[Figure dataset records]
═══

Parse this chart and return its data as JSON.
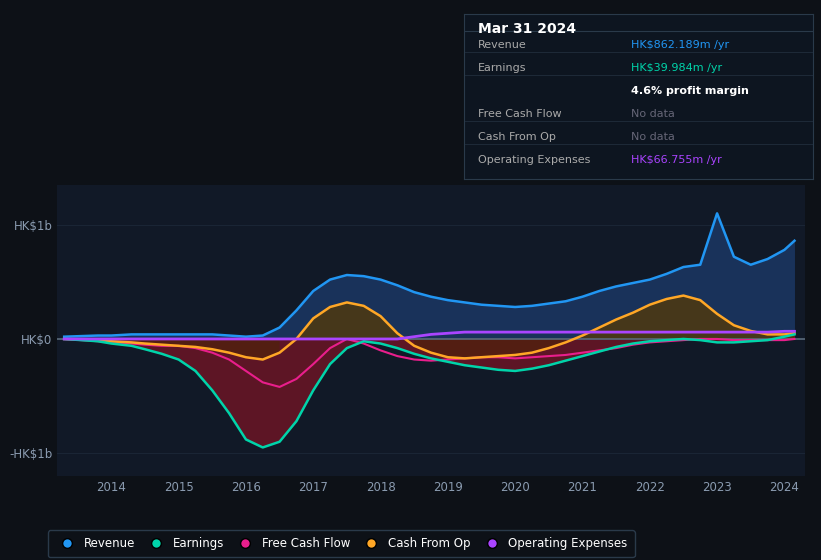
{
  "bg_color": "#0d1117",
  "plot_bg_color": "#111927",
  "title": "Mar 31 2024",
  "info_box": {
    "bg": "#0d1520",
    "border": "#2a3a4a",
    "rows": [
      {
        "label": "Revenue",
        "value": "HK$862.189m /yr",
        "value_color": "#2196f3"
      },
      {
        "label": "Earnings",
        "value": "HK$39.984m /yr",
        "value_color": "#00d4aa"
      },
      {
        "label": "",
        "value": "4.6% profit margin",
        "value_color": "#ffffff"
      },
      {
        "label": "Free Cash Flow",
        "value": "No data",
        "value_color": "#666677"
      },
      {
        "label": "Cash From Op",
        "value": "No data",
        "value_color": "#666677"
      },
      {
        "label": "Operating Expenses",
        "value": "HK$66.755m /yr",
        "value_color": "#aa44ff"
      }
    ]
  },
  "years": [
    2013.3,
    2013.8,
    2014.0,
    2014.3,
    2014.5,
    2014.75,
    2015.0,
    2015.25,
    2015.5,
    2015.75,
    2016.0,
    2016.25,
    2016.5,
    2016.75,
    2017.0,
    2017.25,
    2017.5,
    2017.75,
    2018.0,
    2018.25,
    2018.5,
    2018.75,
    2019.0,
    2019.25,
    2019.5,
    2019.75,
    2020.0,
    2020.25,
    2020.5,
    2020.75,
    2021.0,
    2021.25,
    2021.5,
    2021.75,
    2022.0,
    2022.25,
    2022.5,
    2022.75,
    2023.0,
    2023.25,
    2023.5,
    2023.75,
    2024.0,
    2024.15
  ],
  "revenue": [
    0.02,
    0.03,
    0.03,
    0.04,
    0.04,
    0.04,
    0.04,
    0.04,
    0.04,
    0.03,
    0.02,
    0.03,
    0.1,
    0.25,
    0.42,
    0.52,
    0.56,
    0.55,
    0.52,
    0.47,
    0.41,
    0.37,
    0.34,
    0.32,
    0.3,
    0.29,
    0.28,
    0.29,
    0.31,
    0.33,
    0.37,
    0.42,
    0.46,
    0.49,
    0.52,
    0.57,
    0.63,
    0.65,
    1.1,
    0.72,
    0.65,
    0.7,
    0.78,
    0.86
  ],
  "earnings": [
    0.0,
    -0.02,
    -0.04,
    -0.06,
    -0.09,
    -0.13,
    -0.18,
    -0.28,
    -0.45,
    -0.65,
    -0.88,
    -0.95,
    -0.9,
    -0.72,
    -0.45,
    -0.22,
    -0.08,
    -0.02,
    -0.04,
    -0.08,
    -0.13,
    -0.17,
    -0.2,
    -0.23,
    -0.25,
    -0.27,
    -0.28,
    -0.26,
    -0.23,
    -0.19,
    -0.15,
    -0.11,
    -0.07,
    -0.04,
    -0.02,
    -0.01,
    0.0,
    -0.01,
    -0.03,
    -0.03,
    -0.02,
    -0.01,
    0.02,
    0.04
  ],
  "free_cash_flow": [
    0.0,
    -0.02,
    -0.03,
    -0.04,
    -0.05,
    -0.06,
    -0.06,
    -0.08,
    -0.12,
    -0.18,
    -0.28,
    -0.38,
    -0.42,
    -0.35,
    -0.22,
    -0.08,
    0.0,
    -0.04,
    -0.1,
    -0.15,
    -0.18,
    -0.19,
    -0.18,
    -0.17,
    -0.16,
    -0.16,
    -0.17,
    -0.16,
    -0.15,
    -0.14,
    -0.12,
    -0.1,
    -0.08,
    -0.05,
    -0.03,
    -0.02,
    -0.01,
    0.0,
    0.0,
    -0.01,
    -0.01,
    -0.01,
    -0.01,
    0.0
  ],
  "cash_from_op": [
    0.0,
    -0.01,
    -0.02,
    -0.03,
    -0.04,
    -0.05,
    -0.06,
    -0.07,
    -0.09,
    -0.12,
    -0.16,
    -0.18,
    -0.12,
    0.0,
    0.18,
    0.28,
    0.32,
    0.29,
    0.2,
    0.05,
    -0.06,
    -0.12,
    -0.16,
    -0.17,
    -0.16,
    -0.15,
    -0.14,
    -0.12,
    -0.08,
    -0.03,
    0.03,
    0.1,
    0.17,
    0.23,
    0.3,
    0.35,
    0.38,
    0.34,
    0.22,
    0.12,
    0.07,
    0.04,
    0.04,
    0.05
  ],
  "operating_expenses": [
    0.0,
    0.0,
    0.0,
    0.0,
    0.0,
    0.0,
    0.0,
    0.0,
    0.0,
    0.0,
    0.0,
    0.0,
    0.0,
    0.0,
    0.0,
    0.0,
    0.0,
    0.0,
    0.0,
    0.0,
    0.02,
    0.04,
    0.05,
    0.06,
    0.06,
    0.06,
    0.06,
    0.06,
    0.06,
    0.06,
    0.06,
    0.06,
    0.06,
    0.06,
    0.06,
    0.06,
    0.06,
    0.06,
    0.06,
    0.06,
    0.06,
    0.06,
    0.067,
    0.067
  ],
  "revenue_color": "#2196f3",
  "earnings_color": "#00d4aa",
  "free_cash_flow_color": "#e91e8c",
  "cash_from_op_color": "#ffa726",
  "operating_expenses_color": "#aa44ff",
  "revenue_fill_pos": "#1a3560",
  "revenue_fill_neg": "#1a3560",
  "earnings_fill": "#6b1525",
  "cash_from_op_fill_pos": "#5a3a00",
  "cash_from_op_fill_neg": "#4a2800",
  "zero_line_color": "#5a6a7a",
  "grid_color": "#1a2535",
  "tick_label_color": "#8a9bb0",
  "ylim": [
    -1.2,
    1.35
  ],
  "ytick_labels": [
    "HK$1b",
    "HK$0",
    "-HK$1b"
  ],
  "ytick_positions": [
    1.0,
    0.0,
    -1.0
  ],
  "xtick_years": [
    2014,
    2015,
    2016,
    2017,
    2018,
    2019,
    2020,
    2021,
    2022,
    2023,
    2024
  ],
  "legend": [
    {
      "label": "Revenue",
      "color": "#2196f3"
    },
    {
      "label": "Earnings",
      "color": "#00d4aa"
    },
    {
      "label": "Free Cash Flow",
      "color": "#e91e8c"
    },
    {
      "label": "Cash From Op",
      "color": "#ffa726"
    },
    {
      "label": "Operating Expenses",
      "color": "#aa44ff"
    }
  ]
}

═══

Exercise:
Omit the pictures, then quote the rest of the material above exactly.

Output of the task:
Parse this chart and return its data as JSON.
{
  "bg_color": "#0d1117",
  "plot_bg_color": "#111927",
  "title": "Mar 31 2024",
  "info_box": {
    "bg": "#0d1520",
    "border": "#2a3a4a",
    "rows": [
      {
        "label": "Revenue",
        "value": "HK$862.189m /yr",
        "value_color": "#2196f3"
      },
      {
        "label": "Earnings",
        "value": "HK$39.984m /yr",
        "value_color": "#00d4aa"
      },
      {
        "label": "",
        "value": "4.6% profit margin",
        "value_color": "#ffffff"
      },
      {
        "label": "Free Cash Flow",
        "value": "No data",
        "value_color": "#666677"
      },
      {
        "label": "Cash From Op",
        "value": "No data",
        "value_color": "#666677"
      },
      {
        "label": "Operating Expenses",
        "value": "HK$66.755m /yr",
        "value_color": "#aa44ff"
      }
    ]
  },
  "years": [
    2013.3,
    2013.8,
    2014.0,
    2014.3,
    2014.5,
    2014.75,
    2015.0,
    2015.25,
    2015.5,
    2015.75,
    2016.0,
    2016.25,
    2016.5,
    2016.75,
    2017.0,
    2017.25,
    2017.5,
    2017.75,
    2018.0,
    2018.25,
    2018.5,
    2018.75,
    2019.0,
    2019.25,
    2019.5,
    2019.75,
    2020.0,
    2020.25,
    2020.5,
    2020.75,
    2021.0,
    2021.25,
    2021.5,
    2021.75,
    2022.0,
    2022.25,
    2022.5,
    2022.75,
    2023.0,
    2023.25,
    2023.5,
    2023.75,
    2024.0,
    2024.15
  ],
  "revenue": [
    0.02,
    0.03,
    0.03,
    0.04,
    0.04,
    0.04,
    0.04,
    0.04,
    0.04,
    0.03,
    0.02,
    0.03,
    0.1,
    0.25,
    0.42,
    0.52,
    0.56,
    0.55,
    0.52,
    0.47,
    0.41,
    0.37,
    0.34,
    0.32,
    0.3,
    0.29,
    0.28,
    0.29,
    0.31,
    0.33,
    0.37,
    0.42,
    0.46,
    0.49,
    0.52,
    0.57,
    0.63,
    0.65,
    1.1,
    0.72,
    0.65,
    0.7,
    0.78,
    0.86
  ],
  "earnings": [
    0.0,
    -0.02,
    -0.04,
    -0.06,
    -0.09,
    -0.13,
    -0.18,
    -0.28,
    -0.45,
    -0.65,
    -0.88,
    -0.95,
    -0.9,
    -0.72,
    -0.45,
    -0.22,
    -0.08,
    -0.02,
    -0.04,
    -0.08,
    -0.13,
    -0.17,
    -0.2,
    -0.23,
    -0.25,
    -0.27,
    -0.28,
    -0.26,
    -0.23,
    -0.19,
    -0.15,
    -0.11,
    -0.07,
    -0.04,
    -0.02,
    -0.01,
    0.0,
    -0.01,
    -0.03,
    -0.03,
    -0.02,
    -0.01,
    0.02,
    0.04
  ],
  "free_cash_flow": [
    0.0,
    -0.02,
    -0.03,
    -0.04,
    -0.05,
    -0.06,
    -0.06,
    -0.08,
    -0.12,
    -0.18,
    -0.28,
    -0.38,
    -0.42,
    -0.35,
    -0.22,
    -0.08,
    0.0,
    -0.04,
    -0.1,
    -0.15,
    -0.18,
    -0.19,
    -0.18,
    -0.17,
    -0.16,
    -0.16,
    -0.17,
    -0.16,
    -0.15,
    -0.14,
    -0.12,
    -0.1,
    -0.08,
    -0.05,
    -0.03,
    -0.02,
    -0.01,
    0.0,
    0.0,
    -0.01,
    -0.01,
    -0.01,
    -0.01,
    0.0
  ],
  "cash_from_op": [
    0.0,
    -0.01,
    -0.02,
    -0.03,
    -0.04,
    -0.05,
    -0.06,
    -0.07,
    -0.09,
    -0.12,
    -0.16,
    -0.18,
    -0.12,
    0.0,
    0.18,
    0.28,
    0.32,
    0.29,
    0.2,
    0.05,
    -0.06,
    -0.12,
    -0.16,
    -0.17,
    -0.16,
    -0.15,
    -0.14,
    -0.12,
    -0.08,
    -0.03,
    0.03,
    0.1,
    0.17,
    0.23,
    0.3,
    0.35,
    0.38,
    0.34,
    0.22,
    0.12,
    0.07,
    0.04,
    0.04,
    0.05
  ],
  "operating_expenses": [
    0.0,
    0.0,
    0.0,
    0.0,
    0.0,
    0.0,
    0.0,
    0.0,
    0.0,
    0.0,
    0.0,
    0.0,
    0.0,
    0.0,
    0.0,
    0.0,
    0.0,
    0.0,
    0.0,
    0.0,
    0.02,
    0.04,
    0.05,
    0.06,
    0.06,
    0.06,
    0.06,
    0.06,
    0.06,
    0.06,
    0.06,
    0.06,
    0.06,
    0.06,
    0.06,
    0.06,
    0.06,
    0.06,
    0.06,
    0.06,
    0.06,
    0.06,
    0.067,
    0.067
  ],
  "revenue_color": "#2196f3",
  "earnings_color": "#00d4aa",
  "free_cash_flow_color": "#e91e8c",
  "cash_from_op_color": "#ffa726",
  "operating_expenses_color": "#aa44ff",
  "revenue_fill_pos": "#1a3560",
  "revenue_fill_neg": "#1a3560",
  "earnings_fill": "#6b1525",
  "cash_from_op_fill_pos": "#5a3a00",
  "cash_from_op_fill_neg": "#4a2800",
  "zero_line_color": "#5a6a7a",
  "grid_color": "#1a2535",
  "tick_label_color": "#8a9bb0",
  "ylim": [
    -1.2,
    1.35
  ],
  "ytick_labels": [
    "HK$1b",
    "HK$0",
    "-HK$1b"
  ],
  "ytick_positions": [
    1.0,
    0.0,
    -1.0
  ],
  "xtick_years": [
    2014,
    2015,
    2016,
    2017,
    2018,
    2019,
    2020,
    2021,
    2022,
    2023,
    2024
  ],
  "legend": [
    {
      "label": "Revenue",
      "color": "#2196f3"
    },
    {
      "label": "Earnings",
      "color": "#00d4aa"
    },
    {
      "label": "Free Cash Flow",
      "color": "#e91e8c"
    },
    {
      "label": "Cash From Op",
      "color": "#ffa726"
    },
    {
      "label": "Operating Expenses",
      "color": "#aa44ff"
    }
  ]
}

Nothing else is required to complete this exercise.